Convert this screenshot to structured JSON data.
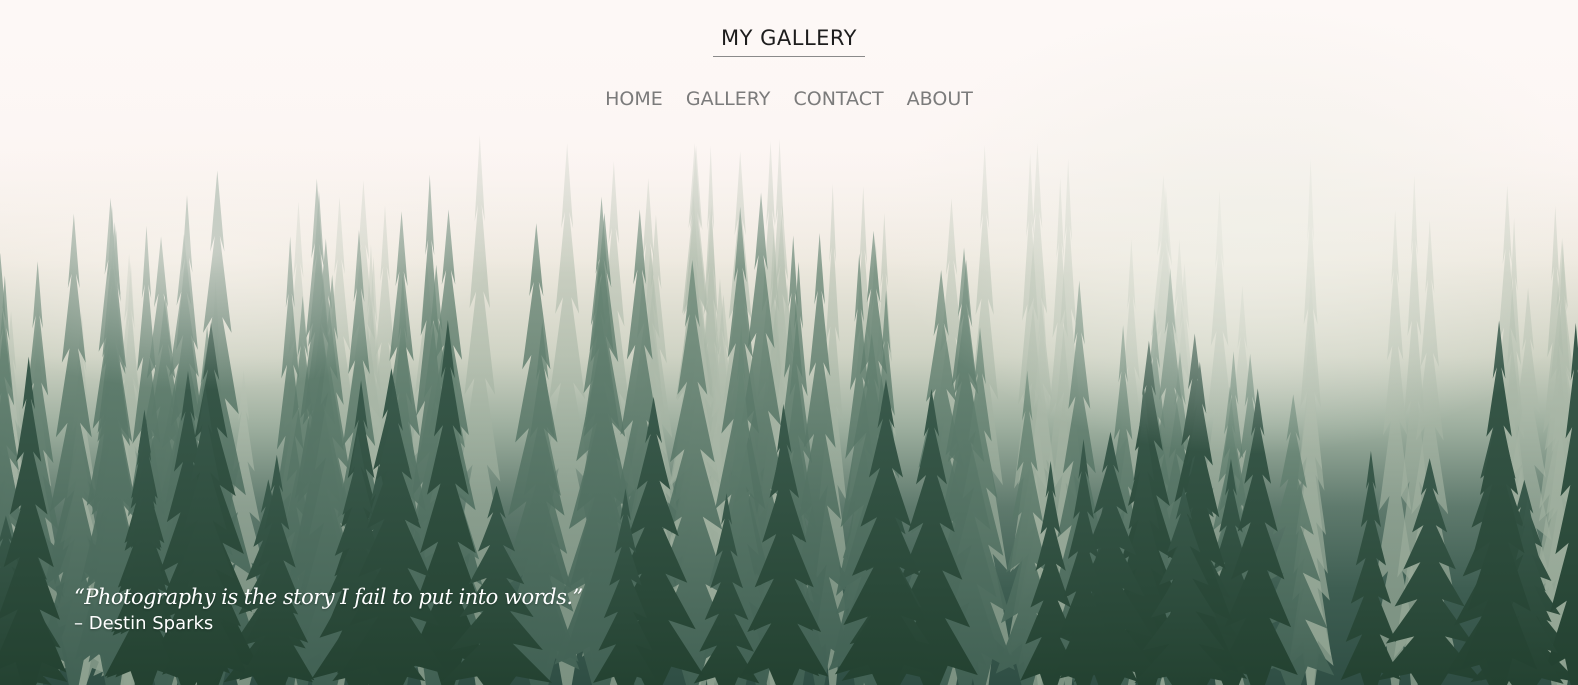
{
  "site": {
    "title": "MY GALLERY"
  },
  "nav": {
    "items": [
      "HOME",
      "GALLERY",
      "CONTACT",
      "ABOUT"
    ]
  },
  "hero": {
    "background_image": "misty-pine-forest",
    "quote_text": "“Photography is the story I fail to put into words.”",
    "quote_author": "– Destin Sparks"
  },
  "colors": {
    "title": "#1d1d1d",
    "nav": "#7b7b7b",
    "quote": "#ffffff"
  }
}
= = =
Task to complete - Leave out the pictures and repeat everything else in the records exactly.

Exercise response -
Convert this screenshot to structured JSON data.
{
  "site": {
    "title": "MY GALLERY"
  },
  "nav": {
    "items": [
      "HOME",
      "GALLERY",
      "CONTACT",
      "ABOUT"
    ]
  },
  "hero": {
    "background_image": "misty-pine-forest",
    "quote_text": "“Photography is the story I fail to put into words.”",
    "quote_author": "– Destin Sparks"
  },
  "colors": {
    "title": "#1d1d1d",
    "nav": "#7b7b7b",
    "quote": "#ffffff"
  }
}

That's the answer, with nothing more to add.